[AIM]: Each entry must be reproduced precisely as it stands.

++++

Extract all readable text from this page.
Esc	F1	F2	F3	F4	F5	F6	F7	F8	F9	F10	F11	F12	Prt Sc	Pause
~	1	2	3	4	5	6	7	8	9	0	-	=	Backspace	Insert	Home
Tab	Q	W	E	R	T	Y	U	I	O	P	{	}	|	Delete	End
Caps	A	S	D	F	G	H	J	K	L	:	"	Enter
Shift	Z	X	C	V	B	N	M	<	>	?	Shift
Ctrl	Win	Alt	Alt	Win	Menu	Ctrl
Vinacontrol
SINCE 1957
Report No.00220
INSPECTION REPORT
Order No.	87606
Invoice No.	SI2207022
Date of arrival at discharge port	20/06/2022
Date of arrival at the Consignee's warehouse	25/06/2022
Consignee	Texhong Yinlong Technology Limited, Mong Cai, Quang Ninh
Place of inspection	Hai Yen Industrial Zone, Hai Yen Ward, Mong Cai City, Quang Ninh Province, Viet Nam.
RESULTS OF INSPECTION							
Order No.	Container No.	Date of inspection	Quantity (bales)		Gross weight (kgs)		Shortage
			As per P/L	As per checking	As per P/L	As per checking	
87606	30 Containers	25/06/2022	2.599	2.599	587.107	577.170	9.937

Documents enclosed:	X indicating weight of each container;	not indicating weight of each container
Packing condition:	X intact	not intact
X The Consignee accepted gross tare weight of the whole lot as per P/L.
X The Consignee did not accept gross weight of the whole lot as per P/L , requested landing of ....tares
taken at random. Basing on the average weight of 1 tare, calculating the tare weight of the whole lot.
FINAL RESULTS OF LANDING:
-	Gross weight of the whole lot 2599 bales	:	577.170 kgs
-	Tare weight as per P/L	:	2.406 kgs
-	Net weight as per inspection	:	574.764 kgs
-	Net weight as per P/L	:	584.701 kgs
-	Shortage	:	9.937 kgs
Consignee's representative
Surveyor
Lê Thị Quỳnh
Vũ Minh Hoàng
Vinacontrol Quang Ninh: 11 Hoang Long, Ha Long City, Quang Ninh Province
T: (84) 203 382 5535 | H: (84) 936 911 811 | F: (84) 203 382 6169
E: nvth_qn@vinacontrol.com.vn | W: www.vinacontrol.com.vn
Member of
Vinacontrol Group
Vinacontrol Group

++++

[REPLY]:
Extract all readable text from this page.
Esc	F1	F2	F3	F4	F5	F6	F7	F8	F9	F10	F11	F12	Prt Sc	Pause
~	1	2	3	4	5	6	7	8	9	0	-	=	Backspace	Insert	Home
Tab	Q	W	E	R	T	Y	U	I	O	P	{	}	|	Delete	End
Caps	A	S	D	F	G	H	J	K	L	:	"	Enter
Shift	Z	X	C	V	B	N	M	<	>	?	Shift
Ctrl	Win	Alt	Alt	Win	Menu	Ctrl
Vinacontrol
SINCE 1957
Report No.00220
INSPECTION REPORT
Order No.	87606
Invoice No.	SI2207022
Date of arrival at discharge port	20/06/2022
Date of arrival at the Consignee's warehouse	25/06/2022
Consignee	Texhong Yinlong Technology Limited, Mong Cai, Quang Ninh
Place of inspection	Hai Yen Industrial Zone, Hai Yen Ward, Mong Cai City, Quang Ninh Province, Viet Nam.
RESULTS OF INSPECTION							
Order No.	Container No.	Date of inspection	Quantity (bales)		Gross weight (kgs)		Shortage
			As per P/L	As per checking	As per P/L	As per checking	
87606	30 Containers	25/06/2022	2.599	2.599	587.107	577.170	9.937

Documents enclosed:	X indicating weight of each container;	not indicating weight of each container
Packing condition:	X intact	not intact
X The Consignee accepted gross tare weight of the whole lot as per P/L.
X The Consignee did not accept gross weight of the whole lot as per P/L , requested landing of ....tares
taken at random. Basing on the average weight of 1 tare, calculating the tare weight of the whole lot.
FINAL RESULTS OF LANDING:
-	Gross weight of the whole lot 2599 bales	:	577.170 kgs
-	Tare weight as per P/L	:	2.406 kgs
-	Net weight as per inspection	:	574.764 kgs
-	Net weight as per P/L	:	584.701 kgs
-	Shortage	:	9.937 kgs
Consignee's representative
Surveyor
Lê Thị Quỳnh
Vũ Minh Hoàng
Vinacontrol Quang Ninh: 11 Hoang Long, Ha Long City, Quang Ninh Province
T: (84) 203 382 5535 | H: (84) 936 911 811 | F: (84) 203 382 6169
E: nvth_qn@vinacontrol.com.vn | W: www.vinacontrol.com.vn
Member of
Vinacontrol Group
Vinacontrol Group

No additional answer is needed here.